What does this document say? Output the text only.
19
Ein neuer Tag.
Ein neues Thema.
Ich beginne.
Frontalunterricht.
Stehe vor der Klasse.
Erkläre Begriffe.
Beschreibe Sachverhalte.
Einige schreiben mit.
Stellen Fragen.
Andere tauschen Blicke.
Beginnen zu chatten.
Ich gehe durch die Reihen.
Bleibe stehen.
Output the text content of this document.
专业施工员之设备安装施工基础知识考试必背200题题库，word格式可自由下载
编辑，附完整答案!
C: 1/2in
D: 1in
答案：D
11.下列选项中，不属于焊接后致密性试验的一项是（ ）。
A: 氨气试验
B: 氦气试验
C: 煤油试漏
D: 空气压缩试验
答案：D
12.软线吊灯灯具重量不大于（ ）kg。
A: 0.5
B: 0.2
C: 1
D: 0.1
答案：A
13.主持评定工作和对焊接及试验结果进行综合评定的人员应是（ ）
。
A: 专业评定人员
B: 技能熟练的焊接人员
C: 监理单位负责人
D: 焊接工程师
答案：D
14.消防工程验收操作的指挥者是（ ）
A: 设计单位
==========
● BRIEF
Supply the count of lines in the entries that contain the word "Output", and nothing besides.

● TASK SOLUTION
2